[begin Source records]

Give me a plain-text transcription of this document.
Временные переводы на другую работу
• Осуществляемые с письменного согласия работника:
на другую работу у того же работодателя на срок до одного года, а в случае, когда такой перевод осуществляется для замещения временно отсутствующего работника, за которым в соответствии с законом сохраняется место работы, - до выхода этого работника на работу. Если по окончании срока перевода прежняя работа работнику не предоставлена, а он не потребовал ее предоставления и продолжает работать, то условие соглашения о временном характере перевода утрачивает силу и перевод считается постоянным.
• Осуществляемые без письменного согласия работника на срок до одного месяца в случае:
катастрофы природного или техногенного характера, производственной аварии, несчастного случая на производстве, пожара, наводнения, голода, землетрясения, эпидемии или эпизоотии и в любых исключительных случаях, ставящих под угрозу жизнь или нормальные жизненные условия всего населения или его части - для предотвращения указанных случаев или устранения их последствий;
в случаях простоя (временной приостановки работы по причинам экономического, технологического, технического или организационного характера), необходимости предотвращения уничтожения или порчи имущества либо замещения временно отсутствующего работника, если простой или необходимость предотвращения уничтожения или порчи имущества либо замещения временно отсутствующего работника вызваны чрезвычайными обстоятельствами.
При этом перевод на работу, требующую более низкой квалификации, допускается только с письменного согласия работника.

[end Source records]

- **What is being asked**
Search the preceding listing for the word "предотвращения" and pull out every line that holds it.

- **Solution to this problem**
катастрофы природного или техногенного характера, производственной аварии, несчастного случая на производстве, пожара, наводнения, голода, землетрясения, эпидемии или эпизоотии и в любых исключительных случаях, ставящих под угрозу жизнь или нормальные жизненные условия всего населения или его части - для предотвращения указанных случаев или устранения их последствий;
в случаях простоя (временной приостановки работы по причинам экономического, технологического, технического или организационного характера), необходимости предотвращения уничтожения или порчи имущества либо замещения временно отсутствующего работника, если простой или необходимость предотвращения уничтожения или порчи имущества либо замещения временно отсутствующего работника вызваны чрезвычайными обстоятельствами.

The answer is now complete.